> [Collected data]

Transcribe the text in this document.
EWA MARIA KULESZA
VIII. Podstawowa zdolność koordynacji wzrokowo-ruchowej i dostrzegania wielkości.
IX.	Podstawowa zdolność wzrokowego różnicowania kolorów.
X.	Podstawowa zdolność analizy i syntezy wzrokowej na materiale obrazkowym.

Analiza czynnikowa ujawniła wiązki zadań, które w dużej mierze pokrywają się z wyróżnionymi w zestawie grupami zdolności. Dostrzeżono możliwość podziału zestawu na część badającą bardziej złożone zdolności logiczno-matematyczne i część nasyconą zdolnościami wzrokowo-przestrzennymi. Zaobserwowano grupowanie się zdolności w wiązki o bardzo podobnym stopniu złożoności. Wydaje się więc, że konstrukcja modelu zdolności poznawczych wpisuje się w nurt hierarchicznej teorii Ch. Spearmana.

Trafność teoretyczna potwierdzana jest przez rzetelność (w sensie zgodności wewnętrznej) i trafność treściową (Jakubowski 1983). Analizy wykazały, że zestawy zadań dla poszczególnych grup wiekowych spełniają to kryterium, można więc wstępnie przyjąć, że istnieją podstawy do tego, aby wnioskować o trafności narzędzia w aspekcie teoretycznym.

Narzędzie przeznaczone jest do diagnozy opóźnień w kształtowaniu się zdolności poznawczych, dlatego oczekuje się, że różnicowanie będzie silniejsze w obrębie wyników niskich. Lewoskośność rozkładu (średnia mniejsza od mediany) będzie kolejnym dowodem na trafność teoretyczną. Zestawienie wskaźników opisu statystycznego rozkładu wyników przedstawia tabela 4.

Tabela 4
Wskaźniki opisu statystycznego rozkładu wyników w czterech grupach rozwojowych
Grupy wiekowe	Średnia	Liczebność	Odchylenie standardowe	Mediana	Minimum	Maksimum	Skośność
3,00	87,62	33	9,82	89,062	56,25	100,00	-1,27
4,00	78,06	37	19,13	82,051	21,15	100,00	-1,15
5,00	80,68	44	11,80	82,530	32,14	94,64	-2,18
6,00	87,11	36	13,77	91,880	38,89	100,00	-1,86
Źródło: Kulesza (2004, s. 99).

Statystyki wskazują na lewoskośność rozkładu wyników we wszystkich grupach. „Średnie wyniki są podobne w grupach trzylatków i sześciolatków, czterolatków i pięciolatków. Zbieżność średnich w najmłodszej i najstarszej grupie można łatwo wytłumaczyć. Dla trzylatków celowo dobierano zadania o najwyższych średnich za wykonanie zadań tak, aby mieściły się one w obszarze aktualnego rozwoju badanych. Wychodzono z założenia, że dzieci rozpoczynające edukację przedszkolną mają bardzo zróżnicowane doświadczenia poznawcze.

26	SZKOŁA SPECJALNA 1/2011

> [Exercise prompt] Find each line with the string "statystycznego" and copy it out.

> [Completed exercise]
Narzędzie przeznaczone jest do diagnozy opóźnień w kształtowaniu się zdolności poznawczych, dlatego oczekuje się, że różnicowanie będzie silniejsze w obrębie wyników niskich. Lewoskośność rozkładu (średnia mniejsza od mediany) będzie kolejnym dowodem na trafność teoretyczną. Zestawienie wskaźników opisu statystycznego rozkładu wyników przedstawia tabela 4.
Wskaźniki opisu statystycznego rozkładu wyników w czterech grupach rozwojowych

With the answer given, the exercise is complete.